[WHAT IS ASKED] Extract the lines that carry the string "parte" from the listing.

[Stored data]

+ + + + +

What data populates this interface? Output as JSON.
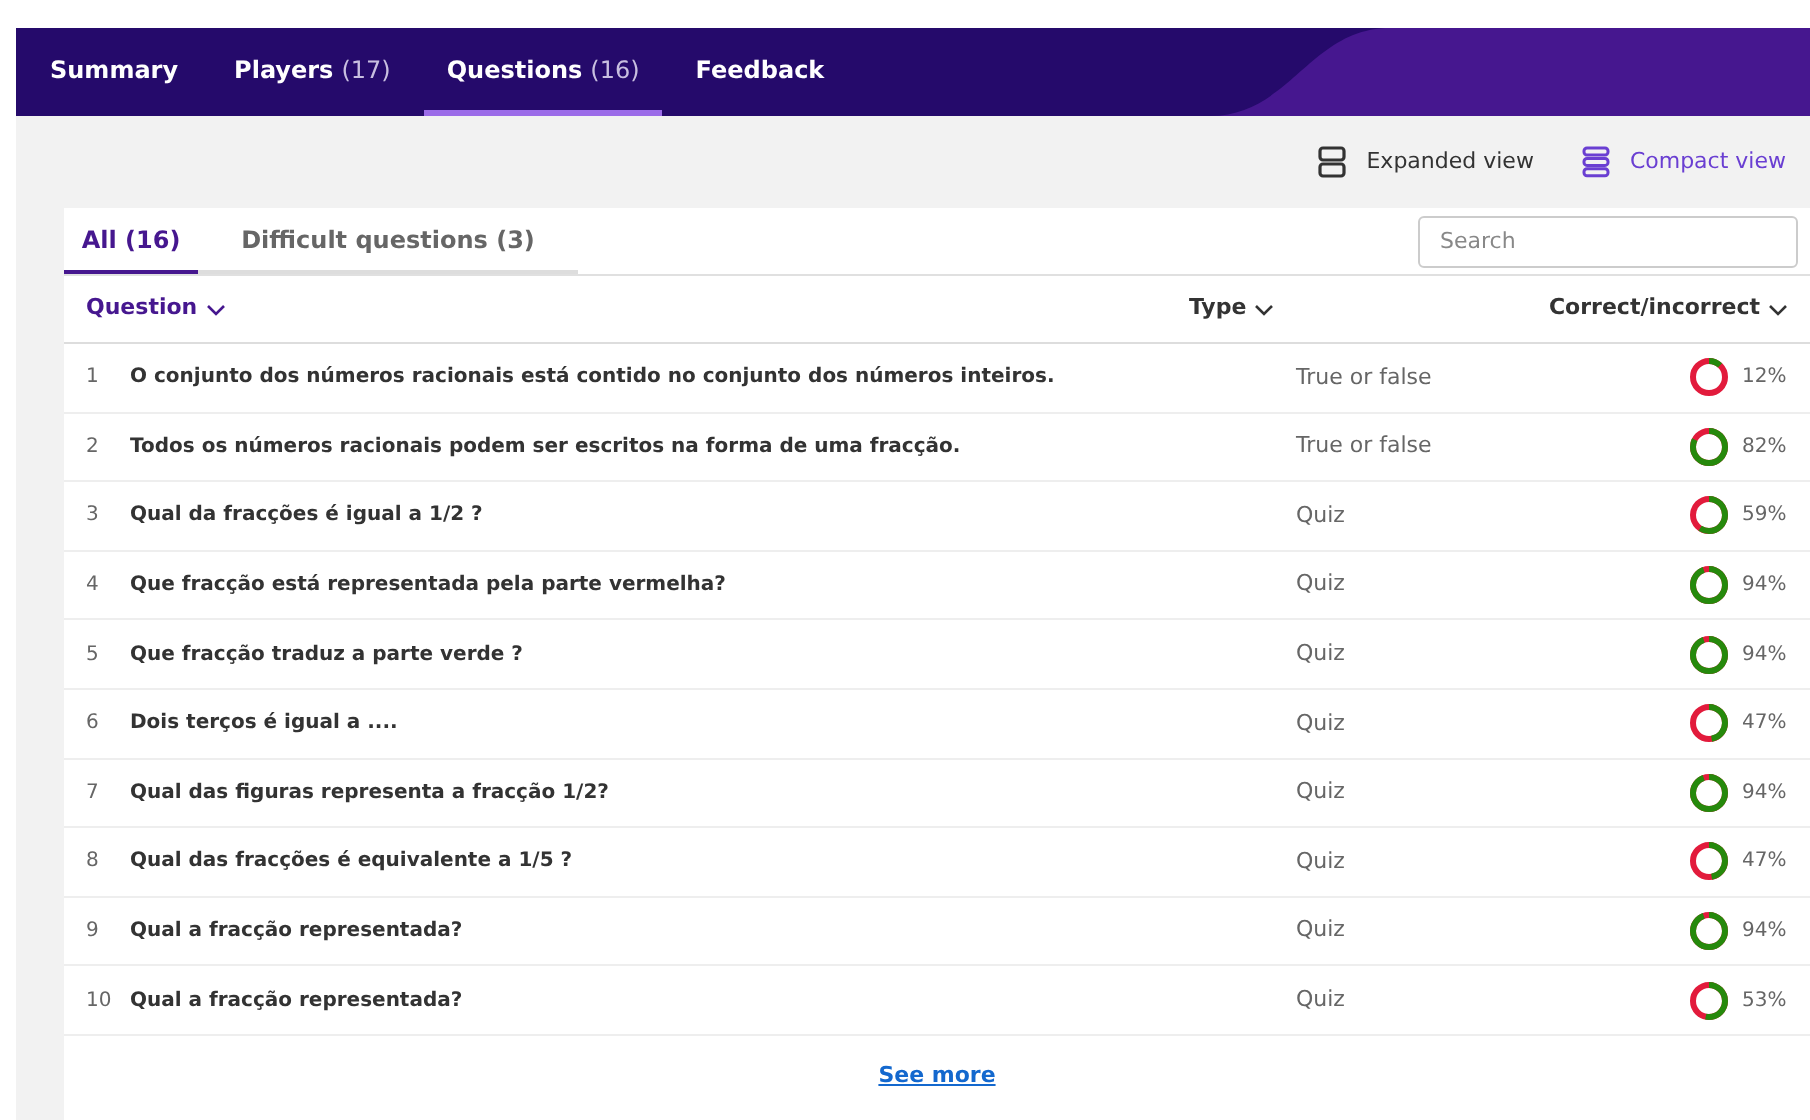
{
  "nav_tabs": [
    {
      "label": "Summary",
      "selected": false
    },
    {
      "label": "Players",
      "count": "(17)",
      "selected": false
    },
    {
      "label": "Questions",
      "count": "(16)",
      "selected": true
    },
    {
      "label": "Feedback",
      "selected": false
    }
  ],
  "view_toggle": [
    {
      "label": "Expanded view",
      "kind": "expanded",
      "selected": false
    },
    {
      "label": "Compact view",
      "kind": "compact",
      "selected": true
    }
  ],
  "filter_tabs": [
    {
      "label": "All (16)",
      "selected": true
    },
    {
      "label": "Difficult questions (3)",
      "selected": false
    }
  ],
  "search": {
    "placeholder": "Search"
  },
  "table": {
    "columns": [
      "Question",
      "Type",
      "Correct/incorrect"
    ],
    "rows": [
      {
        "number": "1",
        "question": "O conjunto dos números racionais está contido no conjunto dos números inteiros.",
        "type": "True or false",
        "percent": "12%"
      },
      {
        "number": "2",
        "question": "Todos os números racionais podem ser escritos na forma de uma fracção.",
        "type": "True or false",
        "percent": "82%"
      },
      {
        "number": "3",
        "question": "Qual da fracções é igual a 1/2 ?",
        "type": "Quiz",
        "percent": "59%"
      },
      {
        "number": "4",
        "question": "Que fracção está representada pela parte vermelha?",
        "type": "Quiz",
        "percent": "94%"
      },
      {
        "number": "5",
        "question": "Que fracção traduz a parte verde ?",
        "type": "Quiz",
        "percent": "94%"
      },
      {
        "number": "6",
        "question": "Dois terços é igual a ....",
        "type": "Quiz",
        "percent": "47%"
      },
      {
        "number": "7",
        "question": "Qual das figuras representa a fracção 1/2?",
        "type": "Quiz",
        "percent": "94%"
      },
      {
        "number": "8",
        "question": "Qual das fracções é equivalente a 1/5 ?",
        "type": "Quiz",
        "percent": "47%"
      },
      {
        "number": "9",
        "question": "Qual a fracção representada?",
        "type": "Quiz",
        "percent": "94%"
      },
      {
        "number": "10",
        "question": "Qual a fracção representada?",
        "type": "Quiz",
        "percent": "53%"
      }
    ]
  },
  "see_more": "See more"
}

+ + + + +

[EXERCISE OUTPUT]
        "question": "Que fracção está representada pela parte vermelha?",
        "question": "Que fracção traduz a parte verde ?",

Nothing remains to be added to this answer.